* The problem *
Within this material, how many lines have the string "pertuzumab" in them? The answer is a number, with nothing added.

(Source records begins)

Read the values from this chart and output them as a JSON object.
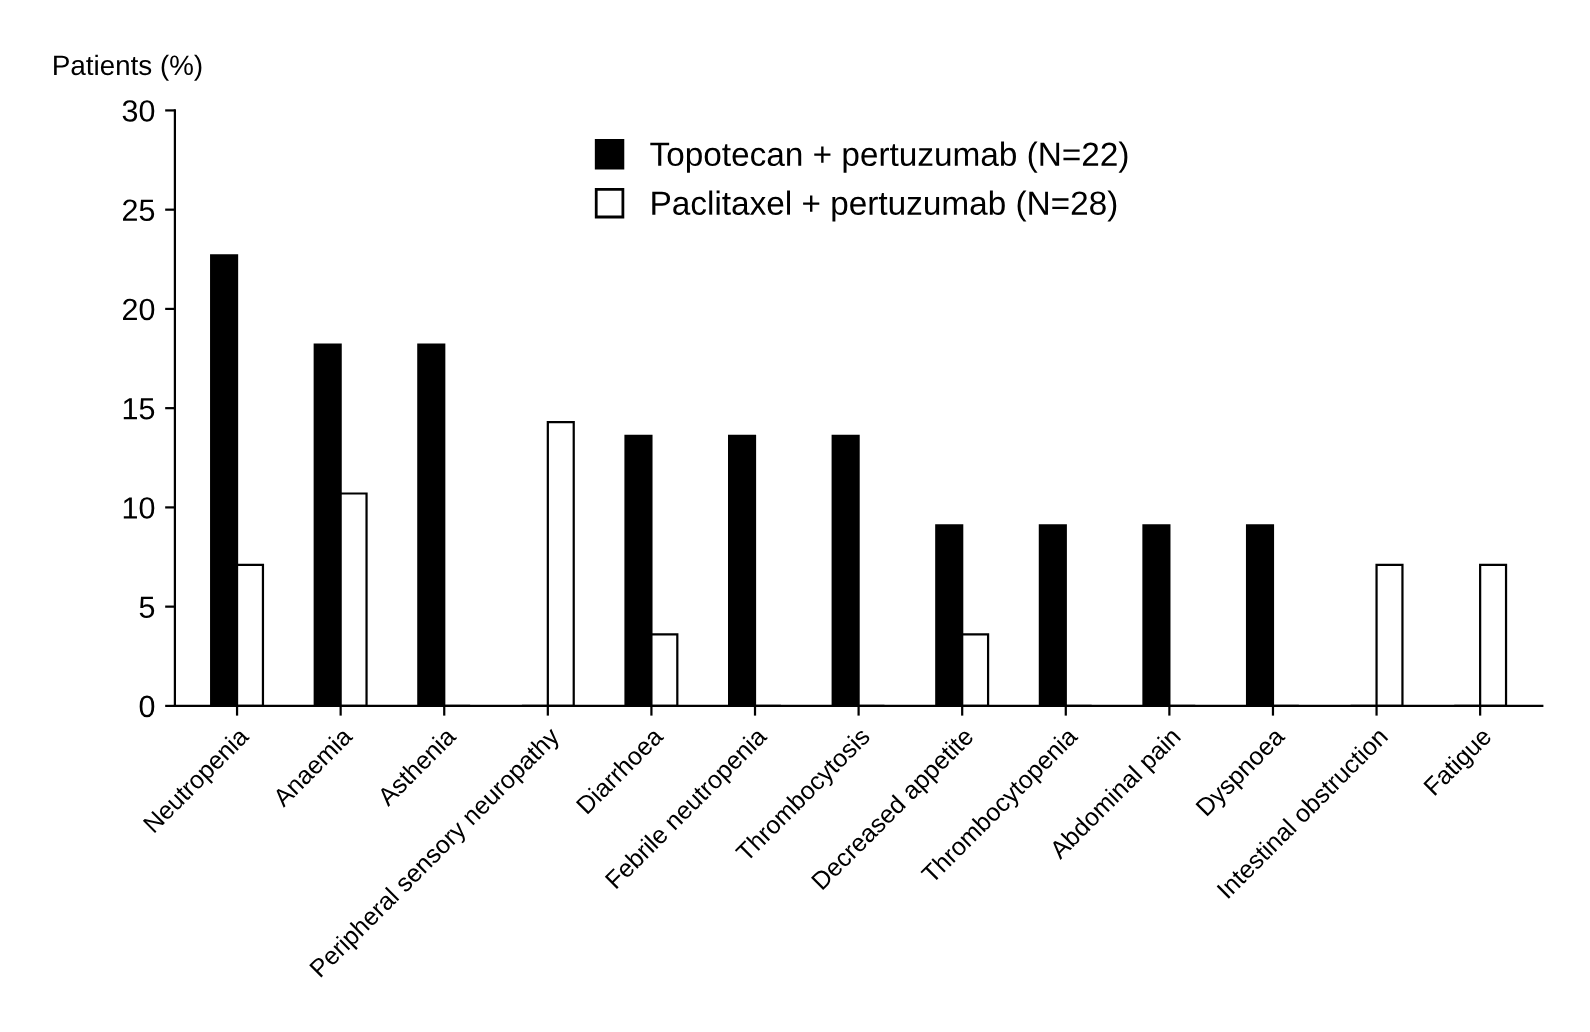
{
  "chart_data": {
    "type": "bar",
    "ylabel": "Patients (%)",
    "categories": [
      "Neutropenia",
      "Anaemia",
      "Asthenia",
      "Peripheral sensory neuropathy",
      "Diarrhoea",
      "Febrile neutropenia",
      "Thrombocytosis",
      "Decreased appetite",
      "Thrombocytopenia",
      "Abdominal pain",
      "Dyspnoea",
      "Intestinal obstruction",
      "Fatigue"
    ],
    "series": [
      {
        "name": "Topotecan + pertuzumab (N=22)",
        "color": "#000000",
        "values": [
          22.7,
          18.2,
          18.2,
          0,
          13.6,
          13.6,
          13.6,
          9.1,
          9.1,
          9.1,
          9.1,
          0,
          0
        ]
      },
      {
        "name": "Paclitaxel + pertuzumab (N=28)",
        "color": "#ffffff",
        "values": [
          7.1,
          10.7,
          0,
          14.3,
          3.6,
          0,
          0,
          3.6,
          0,
          0,
          0,
          7.1,
          7.1
        ]
      }
    ],
    "ylim": [
      0,
      30
    ],
    "yticks": [
      0,
      5,
      10,
      15,
      20,
      25,
      30
    ],
    "grid": false,
    "legend": "top right"
  }
}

(Source records ends)

* Solution for this problem *
2